Data records:
━━━━━━━━━━━━━━━━━━━━━━━━━━━━━━

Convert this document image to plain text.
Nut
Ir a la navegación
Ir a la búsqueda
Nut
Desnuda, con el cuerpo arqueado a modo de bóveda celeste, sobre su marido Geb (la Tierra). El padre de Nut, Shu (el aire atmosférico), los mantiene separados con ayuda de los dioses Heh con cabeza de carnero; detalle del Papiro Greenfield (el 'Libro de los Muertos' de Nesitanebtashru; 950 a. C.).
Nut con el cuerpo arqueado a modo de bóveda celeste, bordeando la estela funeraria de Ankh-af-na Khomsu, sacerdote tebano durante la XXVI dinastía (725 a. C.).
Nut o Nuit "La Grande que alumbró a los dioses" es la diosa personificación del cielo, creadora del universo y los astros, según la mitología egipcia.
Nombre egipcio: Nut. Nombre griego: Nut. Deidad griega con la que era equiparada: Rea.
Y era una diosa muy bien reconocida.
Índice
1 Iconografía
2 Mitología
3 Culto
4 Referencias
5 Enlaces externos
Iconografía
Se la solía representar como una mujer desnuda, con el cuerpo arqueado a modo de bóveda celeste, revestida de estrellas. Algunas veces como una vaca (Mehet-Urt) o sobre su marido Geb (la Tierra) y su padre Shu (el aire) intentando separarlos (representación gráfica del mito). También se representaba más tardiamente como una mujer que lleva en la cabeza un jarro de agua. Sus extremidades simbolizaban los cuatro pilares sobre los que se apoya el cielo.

━━━━━━━━━━━━━━━━━━━━━━━━━━━━━━

What to work on:
Count every line above that holds the string "dioses" and give the total, nothing more.

Answer to the task:
2